• _EXERCISE REQUIREMENTS_:
Write out each line exactly as given. Leave the pictures out of your copy.

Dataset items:
--- --- ---

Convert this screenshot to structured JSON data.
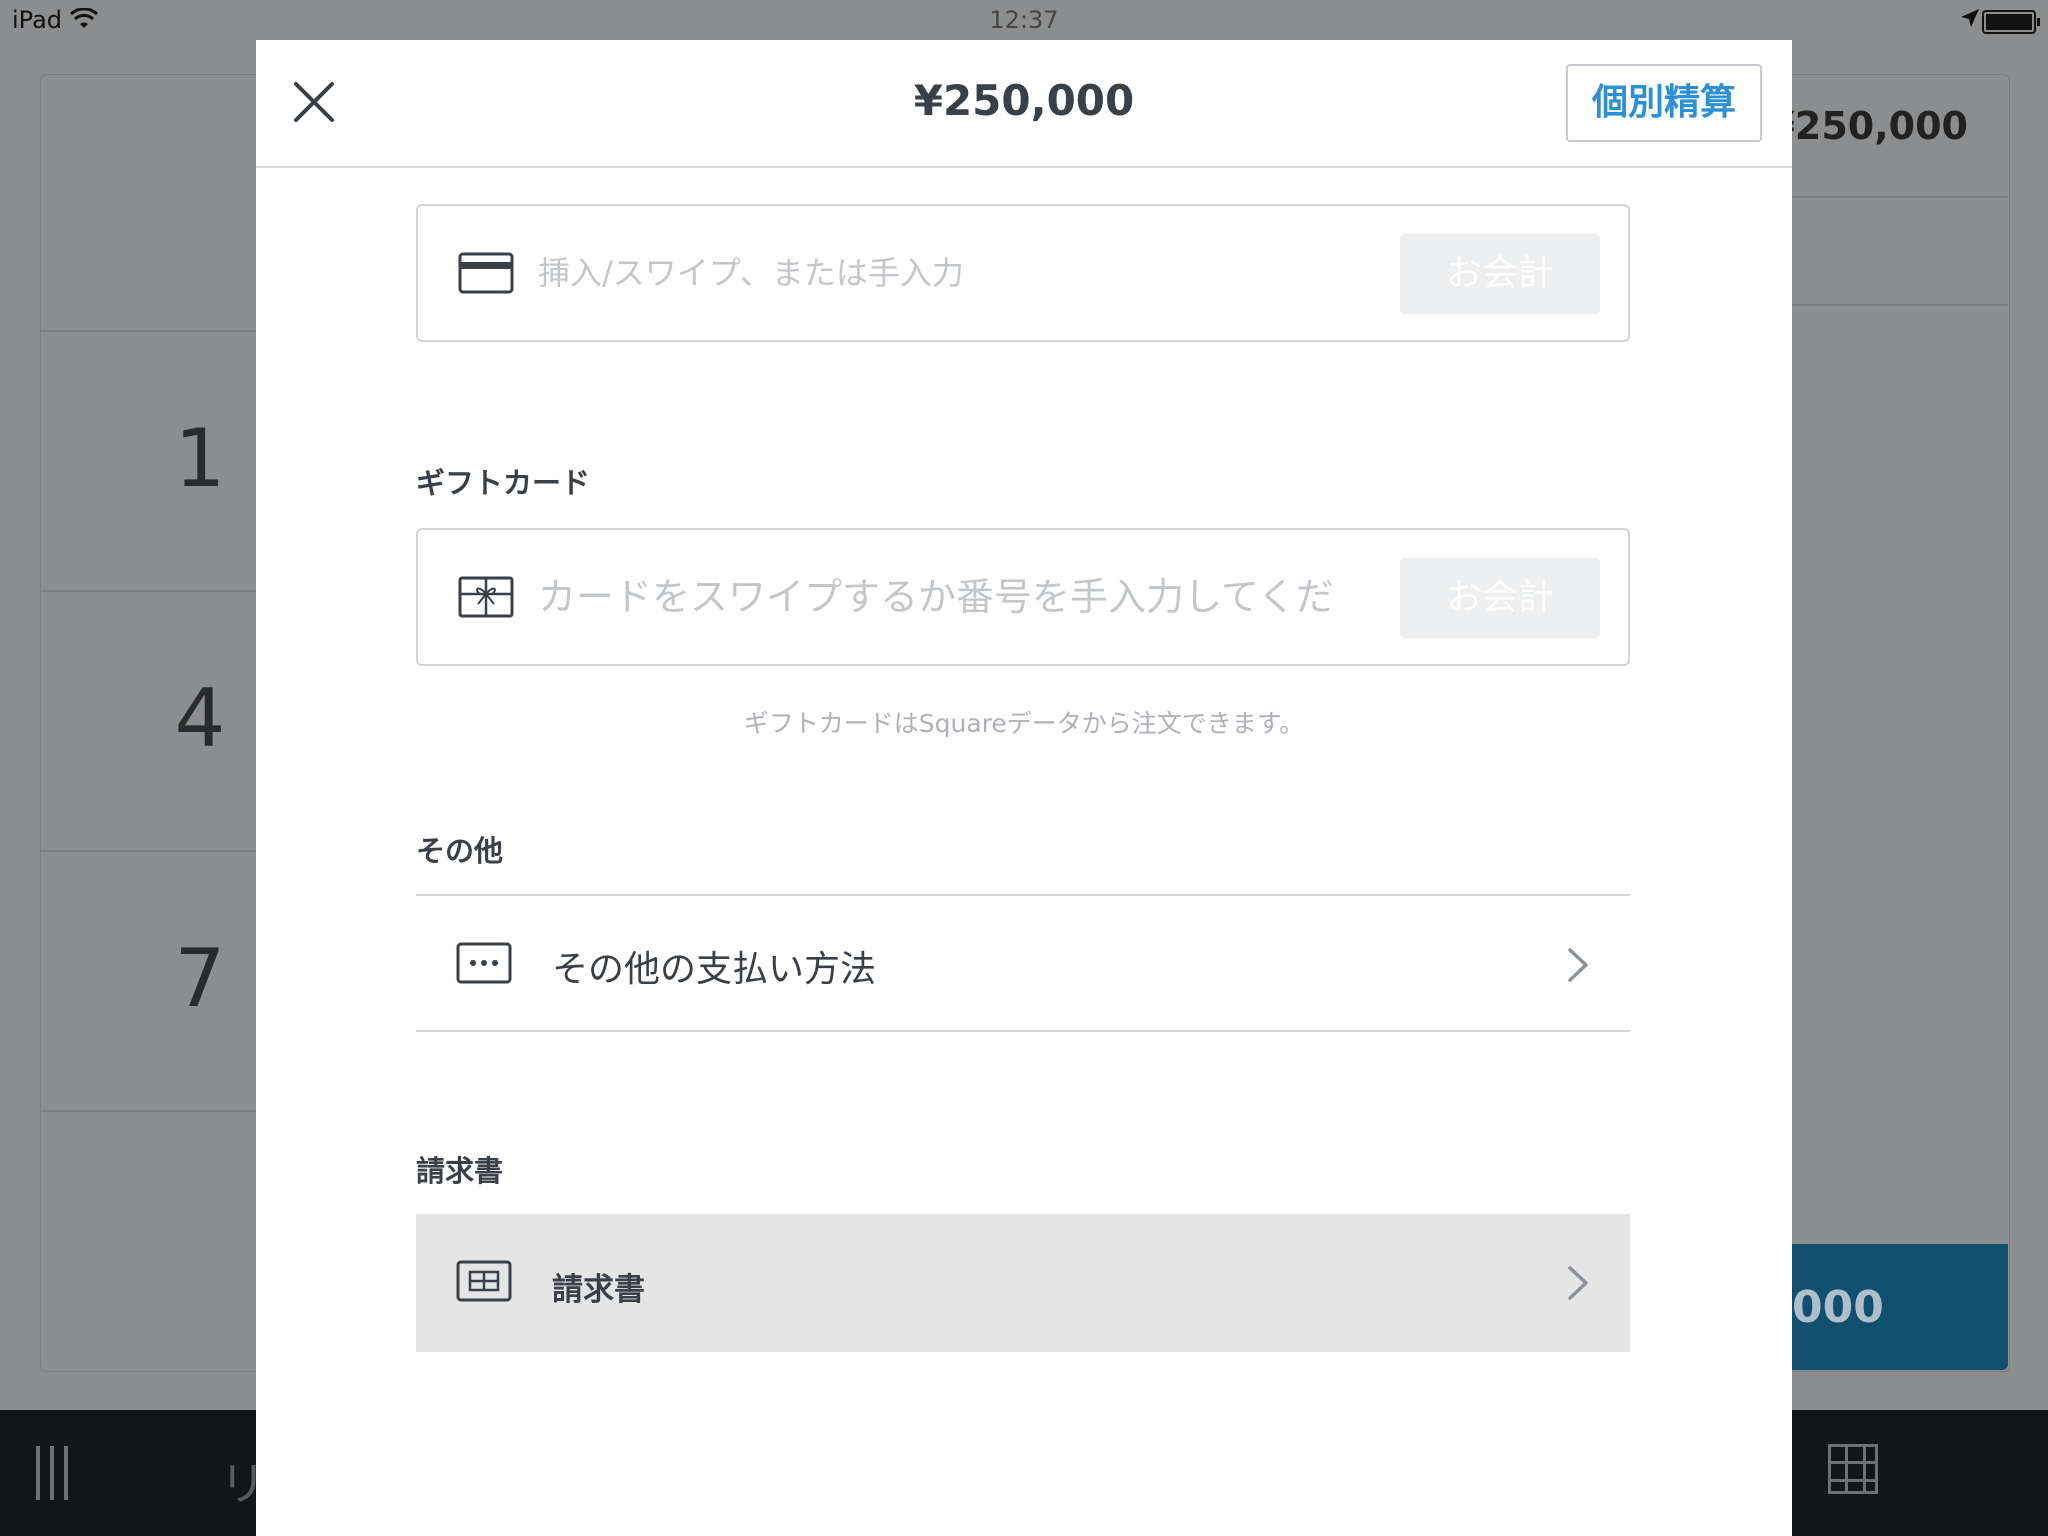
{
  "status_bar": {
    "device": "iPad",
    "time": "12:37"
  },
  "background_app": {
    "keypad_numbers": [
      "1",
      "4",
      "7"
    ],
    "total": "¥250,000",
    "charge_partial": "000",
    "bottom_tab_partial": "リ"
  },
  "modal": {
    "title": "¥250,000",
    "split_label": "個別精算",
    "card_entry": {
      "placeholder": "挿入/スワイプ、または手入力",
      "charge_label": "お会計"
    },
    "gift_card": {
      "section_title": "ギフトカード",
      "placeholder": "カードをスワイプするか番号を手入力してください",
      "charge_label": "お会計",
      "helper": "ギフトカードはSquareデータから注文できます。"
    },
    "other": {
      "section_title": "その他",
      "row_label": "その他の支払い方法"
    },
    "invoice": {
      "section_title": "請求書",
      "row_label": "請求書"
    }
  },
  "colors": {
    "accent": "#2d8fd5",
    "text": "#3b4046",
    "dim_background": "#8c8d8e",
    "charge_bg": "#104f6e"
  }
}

--- --- ---

• _EXPECTED OUTPUT_:
Convert this screenshot to structured JSON data.
{
  "status_bar": {
    "device": "iPad",
    "time": "12:37"
  },
  "background_app": {
    "keypad_numbers": [
      "1",
      "4",
      "7"
    ],
    "total": "¥250,000",
    "charge_partial": "000",
    "bottom_tab_partial": "リ"
  },
  "modal": {
    "title": "¥250,000",
    "split_label": "個別精算",
    "card_entry": {
      "placeholder": "挿入/スワイプ、または手入力",
      "charge_label": "お会計"
    },
    "gift_card": {
      "section_title": "ギフトカード",
      "placeholder": "カードをスワイプするか番号を手入力してください",
      "charge_label": "お会計",
      "helper": "ギフトカードはSquareデータから注文できます。"
    },
    "other": {
      "section_title": "その他",
      "row_label": "その他の支払い方法"
    },
    "invoice": {
      "section_title": "請求書",
      "row_label": "請求書"
    }
  },
  "colors": {
    "accent": "#2d8fd5",
    "text": "#3b4046",
    "dim_background": "#8c8d8e",
    "charge_bg": "#104f6e"
  }
}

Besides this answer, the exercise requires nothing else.